Collected data entries:
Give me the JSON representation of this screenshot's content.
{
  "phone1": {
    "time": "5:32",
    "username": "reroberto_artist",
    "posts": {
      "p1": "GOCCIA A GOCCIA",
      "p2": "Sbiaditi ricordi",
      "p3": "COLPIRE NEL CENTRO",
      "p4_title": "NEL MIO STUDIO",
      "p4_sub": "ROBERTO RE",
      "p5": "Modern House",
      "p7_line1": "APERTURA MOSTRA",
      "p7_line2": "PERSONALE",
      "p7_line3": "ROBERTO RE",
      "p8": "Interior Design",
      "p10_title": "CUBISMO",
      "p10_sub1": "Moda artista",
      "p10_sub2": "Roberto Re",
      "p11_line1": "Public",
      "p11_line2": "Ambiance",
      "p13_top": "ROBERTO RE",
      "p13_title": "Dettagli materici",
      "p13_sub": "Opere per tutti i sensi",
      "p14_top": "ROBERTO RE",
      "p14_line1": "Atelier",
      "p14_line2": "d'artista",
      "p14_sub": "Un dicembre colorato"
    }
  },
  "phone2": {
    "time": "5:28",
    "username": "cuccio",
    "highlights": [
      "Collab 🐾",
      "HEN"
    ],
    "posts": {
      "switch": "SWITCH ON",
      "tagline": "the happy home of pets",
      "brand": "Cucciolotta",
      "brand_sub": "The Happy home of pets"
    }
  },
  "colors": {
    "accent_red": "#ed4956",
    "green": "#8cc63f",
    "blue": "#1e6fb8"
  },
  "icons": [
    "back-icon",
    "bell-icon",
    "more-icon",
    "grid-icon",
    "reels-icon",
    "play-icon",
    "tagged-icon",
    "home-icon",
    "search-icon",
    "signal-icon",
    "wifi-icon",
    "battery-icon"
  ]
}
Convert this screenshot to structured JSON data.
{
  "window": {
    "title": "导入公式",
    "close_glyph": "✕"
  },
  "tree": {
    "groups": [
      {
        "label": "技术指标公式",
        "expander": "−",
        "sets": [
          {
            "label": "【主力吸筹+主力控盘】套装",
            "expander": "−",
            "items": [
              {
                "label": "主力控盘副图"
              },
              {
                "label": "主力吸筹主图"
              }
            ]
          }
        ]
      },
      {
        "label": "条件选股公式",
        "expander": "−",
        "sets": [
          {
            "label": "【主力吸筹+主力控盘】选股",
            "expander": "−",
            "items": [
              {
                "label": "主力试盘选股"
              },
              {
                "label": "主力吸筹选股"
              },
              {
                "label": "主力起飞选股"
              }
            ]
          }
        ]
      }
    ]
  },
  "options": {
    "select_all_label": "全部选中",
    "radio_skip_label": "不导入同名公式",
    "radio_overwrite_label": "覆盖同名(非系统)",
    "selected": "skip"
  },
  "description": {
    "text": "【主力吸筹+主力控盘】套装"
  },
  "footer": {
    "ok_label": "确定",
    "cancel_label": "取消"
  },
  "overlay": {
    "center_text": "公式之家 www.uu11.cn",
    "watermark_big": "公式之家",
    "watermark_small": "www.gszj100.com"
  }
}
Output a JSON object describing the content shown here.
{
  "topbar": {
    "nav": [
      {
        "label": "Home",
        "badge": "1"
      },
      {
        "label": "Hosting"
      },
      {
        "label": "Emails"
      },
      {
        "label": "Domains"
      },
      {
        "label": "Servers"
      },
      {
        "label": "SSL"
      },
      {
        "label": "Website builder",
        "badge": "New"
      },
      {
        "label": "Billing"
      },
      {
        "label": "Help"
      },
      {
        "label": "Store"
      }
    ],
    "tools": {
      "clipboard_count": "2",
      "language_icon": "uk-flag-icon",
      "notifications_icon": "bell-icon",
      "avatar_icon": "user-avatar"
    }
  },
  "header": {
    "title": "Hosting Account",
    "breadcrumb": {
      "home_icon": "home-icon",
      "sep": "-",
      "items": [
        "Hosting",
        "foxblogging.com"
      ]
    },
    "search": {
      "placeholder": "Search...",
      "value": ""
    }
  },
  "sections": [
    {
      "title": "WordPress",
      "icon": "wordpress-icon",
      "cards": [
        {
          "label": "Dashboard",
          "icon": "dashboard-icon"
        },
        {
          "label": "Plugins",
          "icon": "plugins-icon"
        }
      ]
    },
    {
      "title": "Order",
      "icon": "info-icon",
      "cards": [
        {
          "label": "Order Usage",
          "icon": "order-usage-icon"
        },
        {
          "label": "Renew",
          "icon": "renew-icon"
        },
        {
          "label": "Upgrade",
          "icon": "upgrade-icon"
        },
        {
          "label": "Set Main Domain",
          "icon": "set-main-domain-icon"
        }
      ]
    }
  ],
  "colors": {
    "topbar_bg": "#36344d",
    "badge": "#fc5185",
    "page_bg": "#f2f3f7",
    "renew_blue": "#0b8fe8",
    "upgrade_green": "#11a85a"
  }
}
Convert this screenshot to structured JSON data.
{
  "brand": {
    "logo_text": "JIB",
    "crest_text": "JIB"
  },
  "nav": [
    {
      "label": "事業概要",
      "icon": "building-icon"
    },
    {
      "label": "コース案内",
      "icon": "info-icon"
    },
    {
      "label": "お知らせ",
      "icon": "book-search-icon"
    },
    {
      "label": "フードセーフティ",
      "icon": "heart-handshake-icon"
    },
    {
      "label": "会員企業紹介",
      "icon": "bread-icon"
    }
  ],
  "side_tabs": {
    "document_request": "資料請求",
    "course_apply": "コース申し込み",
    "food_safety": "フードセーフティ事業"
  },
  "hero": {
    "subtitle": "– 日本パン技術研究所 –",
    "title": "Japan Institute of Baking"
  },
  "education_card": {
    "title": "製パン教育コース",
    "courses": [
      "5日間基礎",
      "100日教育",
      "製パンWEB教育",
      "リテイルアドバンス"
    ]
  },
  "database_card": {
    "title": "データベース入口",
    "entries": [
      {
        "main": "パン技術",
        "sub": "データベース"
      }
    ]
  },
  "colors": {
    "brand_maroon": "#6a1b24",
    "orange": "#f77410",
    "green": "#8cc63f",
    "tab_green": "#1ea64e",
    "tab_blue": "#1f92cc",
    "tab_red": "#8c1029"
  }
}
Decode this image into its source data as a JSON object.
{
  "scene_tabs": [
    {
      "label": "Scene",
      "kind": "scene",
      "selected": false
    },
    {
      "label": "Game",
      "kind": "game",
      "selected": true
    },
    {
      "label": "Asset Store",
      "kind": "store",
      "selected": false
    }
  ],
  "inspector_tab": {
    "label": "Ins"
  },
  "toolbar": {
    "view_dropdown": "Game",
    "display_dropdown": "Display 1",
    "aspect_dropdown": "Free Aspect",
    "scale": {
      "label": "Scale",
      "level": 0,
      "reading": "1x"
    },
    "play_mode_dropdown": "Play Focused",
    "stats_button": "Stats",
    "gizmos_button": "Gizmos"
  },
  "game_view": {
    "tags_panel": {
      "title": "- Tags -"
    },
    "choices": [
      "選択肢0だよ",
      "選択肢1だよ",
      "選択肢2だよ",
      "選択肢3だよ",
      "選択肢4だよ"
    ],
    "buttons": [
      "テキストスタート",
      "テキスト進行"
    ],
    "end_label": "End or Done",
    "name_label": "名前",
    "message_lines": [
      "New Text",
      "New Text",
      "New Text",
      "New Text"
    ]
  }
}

■ **Exercise**
Lines containing the string "username" are to be selected and copied.

■ **Solution to this exercise**
    "username": "reroberto_artist",
    "username": "cuccio",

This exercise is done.